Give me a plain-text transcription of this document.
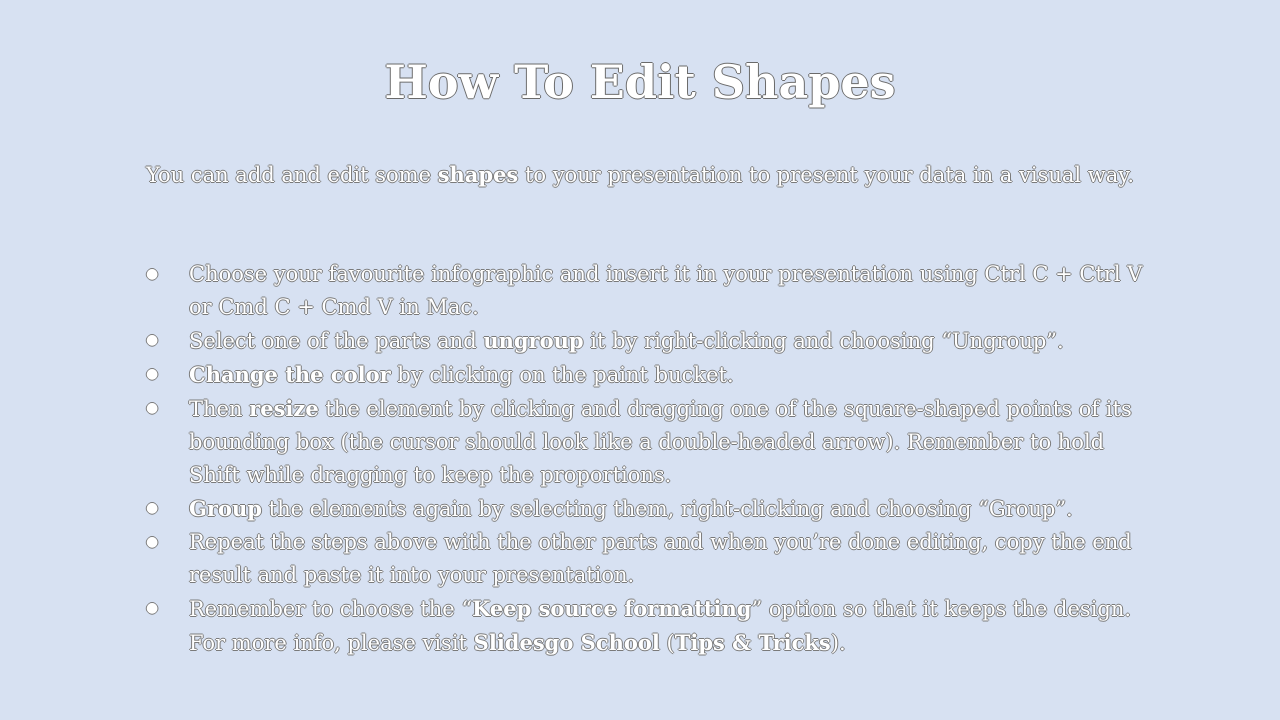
How To Edit Shapes
You can add and edit some shapes to your presentation to present your data in a visual way.
● Choose your favourite infographic and insert it in your presentation using Ctrl C + Ctrl V or Cmd C + Cmd V in Mac.
● Select one of the parts and ungroup it by right-clicking and choosing “Ungroup”.
● Change the color by clicking on the paint bucket.
● Then resize the element by clicking and dragging one of the square-shaped points of its bounding box (the cursor should look like a double-headed arrow). Remember to hold Shift while dragging to keep the proportions.
● Group the elements again by selecting them, right-clicking and choosing “Group”.
● Repeat the steps above with the other parts and when you’re done editing, copy the end result and paste it into your presentation.
● Remember to choose the “Keep source formatting” option so that it keeps the design. For more info, please visit Slidesgo School (Tips & Tricks).
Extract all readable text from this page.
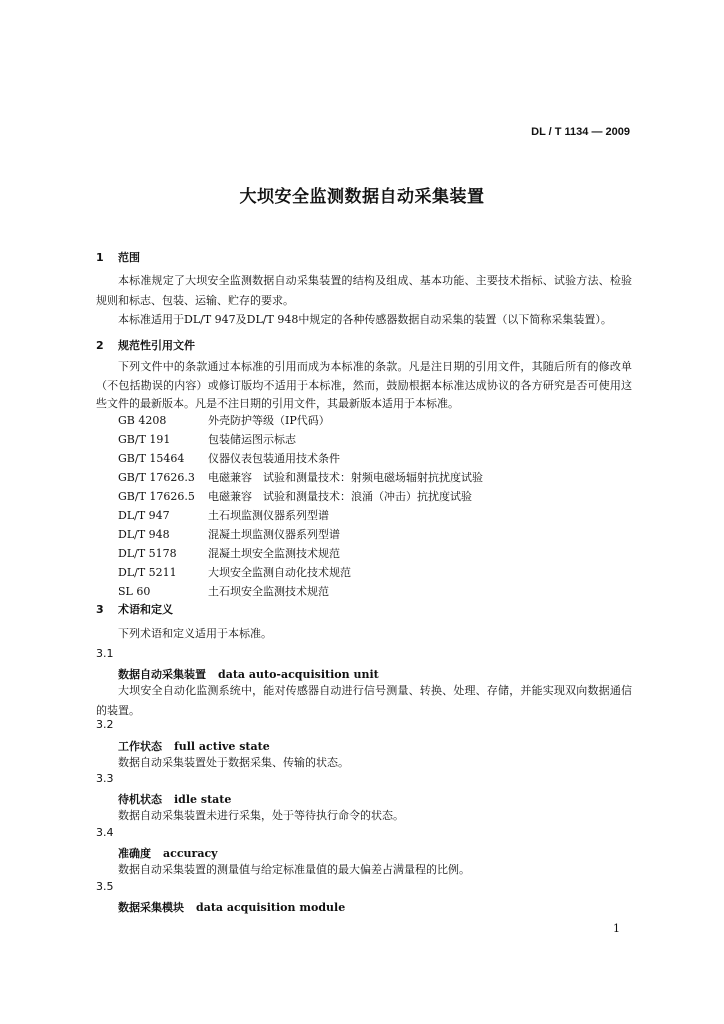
DL / T 1134 — 2009
大坝安全监测数据自动采集装置
1 范围
本标准规定了大坝安全监测数据自动采集装置的结构及组成、基本功能、主要技术指标、试验方法、检验规则和标志、包装、运输、贮存的要求。
本标准适用于DL/T 947及DL/T 948中规定的各种传感器数据自动采集的装置（以下简称采集装置）。
2 规范性引用文件
下列文件中的条款通过本标准的引用而成为本标准的条款。凡是注日期的引用文件，其随后所有的修改单（不包括勘误的内容）或修订版均不适用于本标准，然而，鼓励根据本标准达成协议的各方研究是否可使用这些文件的最新版本。凡是不注日期的引用文件，其最新版本适用于本标准。
GB 4208	外壳防护等级（IP代码）
GB/T 191	包装储运图示标志
GB/T 15464 仪器仪表包装通用技术条件
GB/T 17626.3 电磁兼容　试验和测量技术：射频电磁场辐射抗扰度试验
GB/T 17626.5 电磁兼容　试验和测量技术：浪涌（冲击）抗扰度试验
DL/T 947	土石坝监测仪器系列型谱
DL/T 948	混凝土坝监测仪器系列型谱
DL/T 5178	混凝土坝安全监测技术规范
DL/T 5211	大坝安全监测自动化技术规范
SL 60	土石坝安全监测技术规范
3 术语和定义
下列术语和定义适用于本标准。
3.1
数据自动采集装置 data auto-acquisition unit
大坝安全自动化监测系统中，能对传感器自动进行信号测量、转换、处理、存储，并能实现双向数据通信的装置。
3.2
工作状态 full active state
数据自动采集装置处于数据采集、传输的状态。
3.3
待机状态 idle state
数据自动采集装置未进行采集，处于等待执行命令的状态。
3.4
准确度 accuracy
数据自动采集装置的测量值与给定标准量值的最大偏差占满量程的比例。
3.5
数据采集模块 data acquisition module
1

★ ★ ★ ★

=== Problem to solve ===
Every entry should be returned exactly as written, minus the pictures.

=== Task answer ===
Give me a plain-text transcription of this document.
How To Edit Shapes
You can add and edit some shapes to your presentation to present your data in a visual way.
● Choose your favourite infographic and insert it in your presentation using Ctrl C + Ctrl V or Cmd C + Cmd V in Mac.
● Select one of the parts and ungroup it by right-clicking and choosing “Ungroup”.
● Change the color by clicking on the paint bucket.
● Then resize the element by clicking and dragging one of the square-shaped points of its bounding box (the cursor should look like a double-headed arrow). Remember to hold Shift while dragging to keep the proportions.
● Group the elements again by selecting them, right-clicking and choosing “Group”.
● Repeat the steps above with the other parts and when you’re done editing, copy the end result and paste it into your presentation.
● Remember to choose the “Keep source formatting” option so that it keeps the design. For more info, please visit Slidesgo School (Tips & Tricks).
Extract all readable text from this page.
DL / T 1134 — 2009
大坝安全监测数据自动采集装置
1 范围
本标准规定了大坝安全监测数据自动采集装置的结构及组成、基本功能、主要技术指标、试验方法、检验规则和标志、包装、运输、贮存的要求。
本标准适用于DL/T 947及DL/T 948中规定的各种传感器数据自动采集的装置（以下简称采集装置）。
2 规范性引用文件
下列文件中的条款通过本标准的引用而成为本标准的条款。凡是注日期的引用文件，其随后所有的修改单（不包括勘误的内容）或修订版均不适用于本标准，然而，鼓励根据本标准达成协议的各方研究是否可使用这些文件的最新版本。凡是不注日期的引用文件，其最新版本适用于本标准。
GB 4208	外壳防护等级（IP代码）
GB/T 191	包装储运图示标志
GB/T 15464 仪器仪表包装通用技术条件
GB/T 17626.3 电磁兼容　试验和测量技术：射频电磁场辐射抗扰度试验
GB/T 17626.5 电磁兼容　试验和测量技术：浪涌（冲击）抗扰度试验
DL/T 947	土石坝监测仪器系列型谱
DL/T 948	混凝土坝监测仪器系列型谱
DL/T 5178	混凝土坝安全监测技术规范
DL/T 5211	大坝安全监测自动化技术规范
SL 60	土石坝安全监测技术规范
3 术语和定义
下列术语和定义适用于本标准。
3.1
数据自动采集装置 data auto-acquisition unit
大坝安全自动化监测系统中，能对传感器自动进行信号测量、转换、处理、存储，并能实现双向数据通信的装置。
3.2
工作状态 full active state
数据自动采集装置处于数据采集、传输的状态。
3.3
待机状态 idle state
数据自动采集装置未进行采集，处于等待执行命令的状态。
3.4
准确度 accuracy
数据自动采集装置的测量值与给定标准量值的最大偏差占满量程的比例。
3.5
数据采集模块 data acquisition module
1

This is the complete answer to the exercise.